Proper way to copy from PBO to a 3D texture?

Hello everyone, I really need some serious help here.

I have a problem with PBO and 3D textures. Namely I can’t seem to update any other slice in a 3D texture except the 0th one using PBO method.

In other words, glTexSubImage3D() ignores Z offset completely when used with PBO and works fine otherwise. Here is the code I am having problems with, what am I doing wrong?

#define GLEW_STATIC
#define GLUT_STATIC_LIB

#pragma comment(lib, "advapi32.lib")
#pragma comment(lib, "glew32s.lib")
#pragma comment(lib, "glutstatic.lib")

#include <stdio.h>
#include <windows.h>
#include <GL/glew.h>
#include <GL/glut.h>

#define valloc(size) VirtualAlloc(NULL, (size), MEM_COMMIT, PAGE_READWRITE)
#define vfree(ptr)   VirtualFree(ptr, 0, MEM_RELEASE)

static DWORD CPUFrequency(void)
{
  DWORD freq;
  HKEY hKey;
  const char *key = "HARDWARE\\DESCRIPTION\\System\\CentralProcessor\\0";
  DWORD buflen = 4;
  RegOpenKeyExA(HKEY_LOCAL_MACHINE, key, 0, KEY_READ, &hKey);
  RegQueryValueExA(hKey, "~Mhz", NULL, NULL, (LPBYTE)&freq, &buflen);
  RegCloseKey(hKey);
  return freq;
}

static __declspec(naked) unsigned __int64 ReadTSC(void)
{
  __asm   {
     rdtsc
     ret
  }
}

int main(int argc, char *argv[])

| PROBLEM 1 |
Write out the records from their start through the line containing "The first shifting means 45 is at (124, 234).", omitting the pictures.
The records are unrelated to the forum post.

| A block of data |
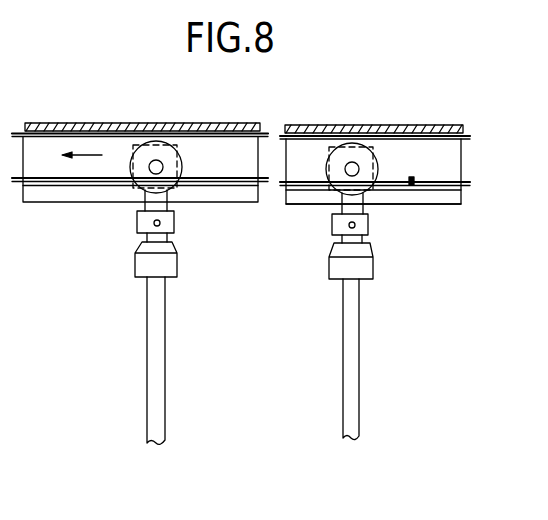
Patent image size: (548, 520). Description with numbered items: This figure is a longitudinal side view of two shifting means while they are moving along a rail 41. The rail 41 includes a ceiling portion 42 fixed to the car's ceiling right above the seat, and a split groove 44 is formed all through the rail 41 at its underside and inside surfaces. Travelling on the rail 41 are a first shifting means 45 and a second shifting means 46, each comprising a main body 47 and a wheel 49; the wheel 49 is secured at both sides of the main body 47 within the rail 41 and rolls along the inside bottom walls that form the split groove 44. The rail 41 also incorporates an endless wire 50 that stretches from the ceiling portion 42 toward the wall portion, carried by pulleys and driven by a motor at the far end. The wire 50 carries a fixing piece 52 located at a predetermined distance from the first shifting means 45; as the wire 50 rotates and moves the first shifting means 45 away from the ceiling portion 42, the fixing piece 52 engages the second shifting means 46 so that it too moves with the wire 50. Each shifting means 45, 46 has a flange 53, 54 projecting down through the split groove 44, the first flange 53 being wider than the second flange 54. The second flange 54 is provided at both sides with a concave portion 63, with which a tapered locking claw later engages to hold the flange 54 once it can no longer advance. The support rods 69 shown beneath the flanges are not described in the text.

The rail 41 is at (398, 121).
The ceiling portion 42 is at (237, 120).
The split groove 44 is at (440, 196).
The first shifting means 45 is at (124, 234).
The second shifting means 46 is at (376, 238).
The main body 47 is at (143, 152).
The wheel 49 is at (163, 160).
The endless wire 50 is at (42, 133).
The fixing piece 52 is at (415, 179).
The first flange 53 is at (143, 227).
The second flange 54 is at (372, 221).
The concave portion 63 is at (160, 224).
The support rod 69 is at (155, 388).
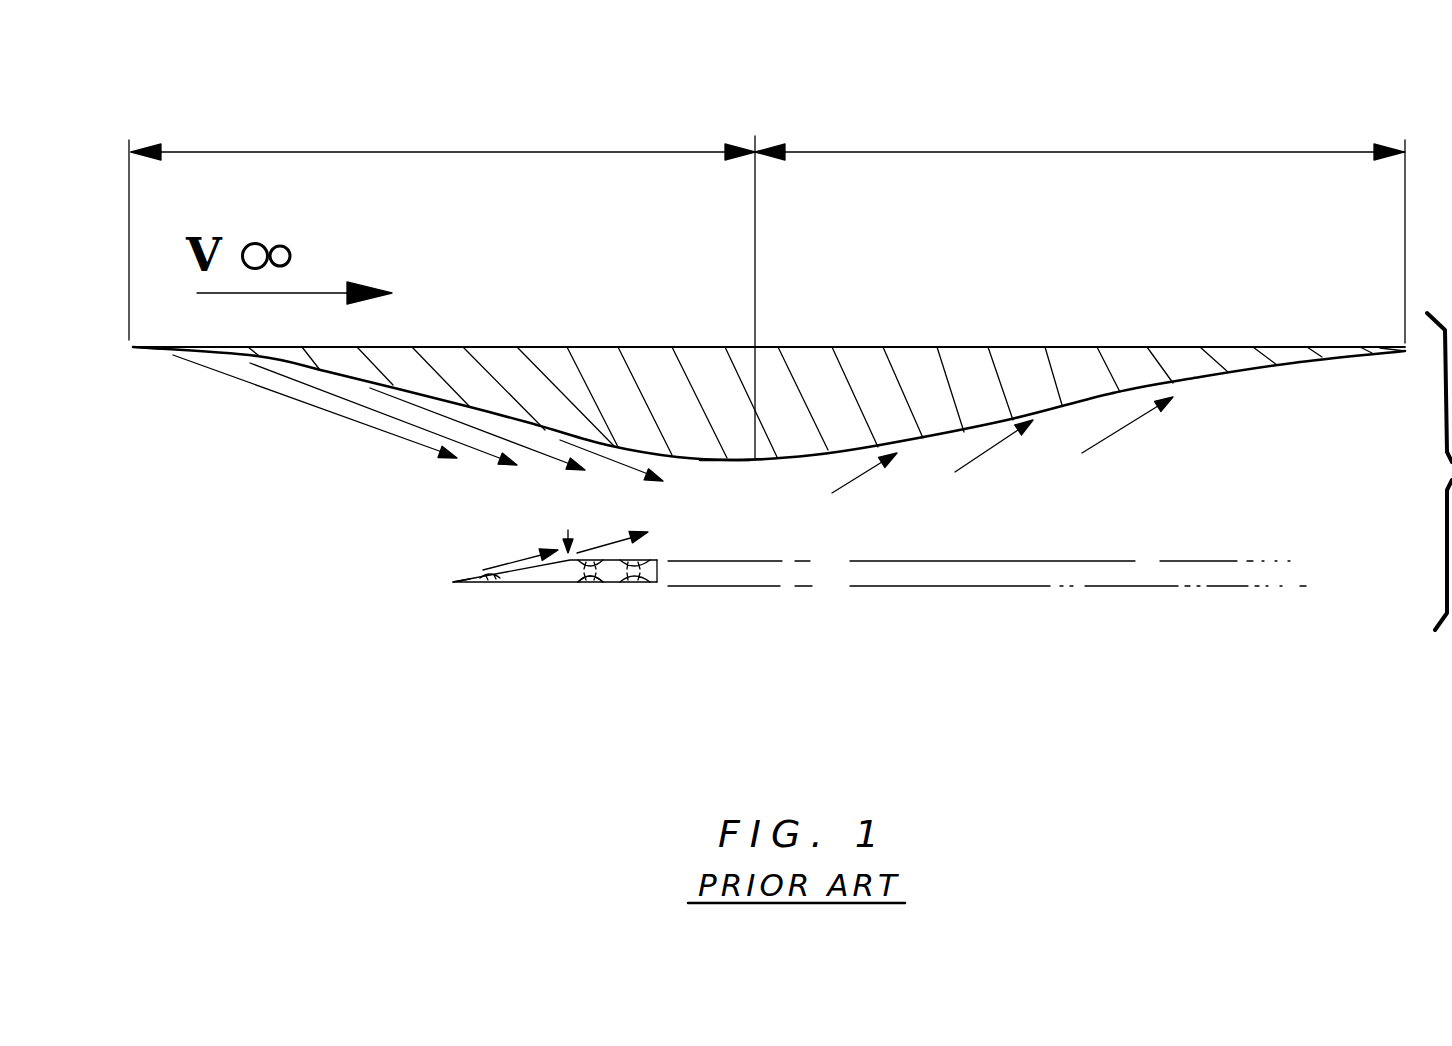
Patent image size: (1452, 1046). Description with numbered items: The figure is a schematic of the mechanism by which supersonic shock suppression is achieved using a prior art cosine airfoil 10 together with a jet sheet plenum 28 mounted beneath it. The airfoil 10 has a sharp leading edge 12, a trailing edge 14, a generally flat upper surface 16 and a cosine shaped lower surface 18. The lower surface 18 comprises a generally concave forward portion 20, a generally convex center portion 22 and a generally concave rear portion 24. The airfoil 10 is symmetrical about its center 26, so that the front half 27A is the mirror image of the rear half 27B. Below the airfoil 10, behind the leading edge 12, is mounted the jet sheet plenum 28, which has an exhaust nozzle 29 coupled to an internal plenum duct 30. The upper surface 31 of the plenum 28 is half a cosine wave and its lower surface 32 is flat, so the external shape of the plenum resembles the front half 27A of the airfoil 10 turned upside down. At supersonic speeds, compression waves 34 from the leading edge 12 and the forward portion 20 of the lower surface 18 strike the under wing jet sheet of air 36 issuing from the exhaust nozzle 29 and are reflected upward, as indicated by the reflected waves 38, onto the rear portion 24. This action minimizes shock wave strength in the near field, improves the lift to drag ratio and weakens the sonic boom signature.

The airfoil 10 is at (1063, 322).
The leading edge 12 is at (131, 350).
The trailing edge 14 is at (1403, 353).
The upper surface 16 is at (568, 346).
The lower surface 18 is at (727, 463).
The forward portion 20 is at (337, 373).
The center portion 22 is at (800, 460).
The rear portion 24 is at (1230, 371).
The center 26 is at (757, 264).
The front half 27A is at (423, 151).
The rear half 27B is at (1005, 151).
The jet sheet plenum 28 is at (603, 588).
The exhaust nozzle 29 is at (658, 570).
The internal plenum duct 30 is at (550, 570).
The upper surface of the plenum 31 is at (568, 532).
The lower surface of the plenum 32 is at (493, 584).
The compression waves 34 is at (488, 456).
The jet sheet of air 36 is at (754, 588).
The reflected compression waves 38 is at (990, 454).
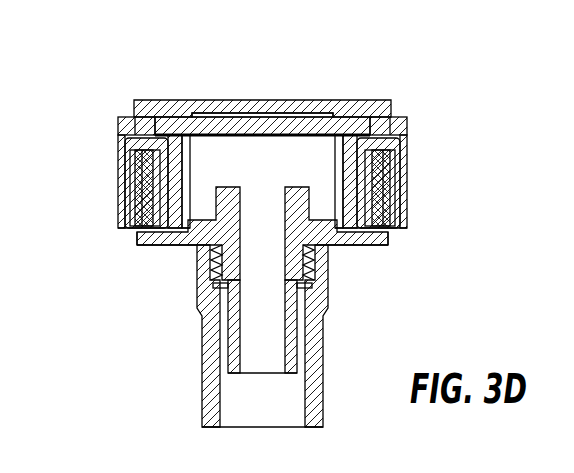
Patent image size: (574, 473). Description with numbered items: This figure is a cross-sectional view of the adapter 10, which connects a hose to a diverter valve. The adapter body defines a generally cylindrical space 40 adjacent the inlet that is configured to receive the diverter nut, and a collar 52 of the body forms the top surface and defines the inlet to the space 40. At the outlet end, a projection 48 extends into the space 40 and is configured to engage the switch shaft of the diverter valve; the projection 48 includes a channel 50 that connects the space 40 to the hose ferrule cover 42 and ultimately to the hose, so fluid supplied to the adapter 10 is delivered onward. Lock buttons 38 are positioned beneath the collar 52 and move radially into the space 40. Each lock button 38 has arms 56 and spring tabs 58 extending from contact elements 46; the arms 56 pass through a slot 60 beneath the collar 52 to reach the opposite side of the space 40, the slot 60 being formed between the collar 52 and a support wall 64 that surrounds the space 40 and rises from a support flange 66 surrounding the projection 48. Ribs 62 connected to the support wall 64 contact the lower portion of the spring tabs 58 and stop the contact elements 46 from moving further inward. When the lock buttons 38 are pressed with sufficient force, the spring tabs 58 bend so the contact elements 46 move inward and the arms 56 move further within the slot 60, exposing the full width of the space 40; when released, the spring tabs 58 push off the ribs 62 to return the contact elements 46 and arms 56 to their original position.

| PROBLEM 2 |
Answer these questions about the forum post on PBO and 3D textures:
(a) Which slice of the 3D texture is the only one the poster can update with the PBO method?
(b) Which function ignores the Z offset when used with PBO?
(c) What value name does the CPUFrequency function query from the registry?

| FULL ANSWER 1 |
Patent image size: (548, 520). Description with numbered items: This figure is a longitudinal side view of two shifting means while they are moving along a rail 41. The rail 41 includes a ceiling portion 42 fixed to the car's ceiling right above the seat, and a split groove 44 is formed all through the rail 41 at its underside and inside surfaces. Travelling on the rail 41 are a first shifting means 45 and a second shifting means 46, each comprising a main body 47 and a wheel 49; the wheel 49 is secured at both sides of the main body 47 within the rail 41 and rolls along the inside bottom walls that form the split groove 44. The rail 41 also incorporates an endless wire 50 that stretches from the ceiling portion 42 toward the wall portion, carried by pulleys and driven by a motor at the far end. The wire 50 carries a fixing piece 52 located at a predetermined distance from the first shifting means 45; as the wire 50 rotates and moves the first shifting means 45 away from the ceiling portion 42, the fixing piece 52 engages the second shifting means 46 so that it too moves with the wire 50. Each shifting means 45, 46 has a flange 53, 54 projecting down through the split groove 44, the first flange 53 being wider than the second flange 54. The second flange 54 is provided at both sides with a concave portion 63, with which a tapered locking claw later engages to hold the flange 54 once it can no longer advance. The support rods 69 shown beneath the flanges are not described in the text.

The rail 41 is at (398, 121).
The ceiling portion 42 is at (237, 120).
The split groove 44 is at (440, 196).
The first shifting means 45 is at (124, 234).

| FULL ANSWER 2 |
(a) The 0th slice.
(b) glTexSubImage3D().
(c) "~Mhz".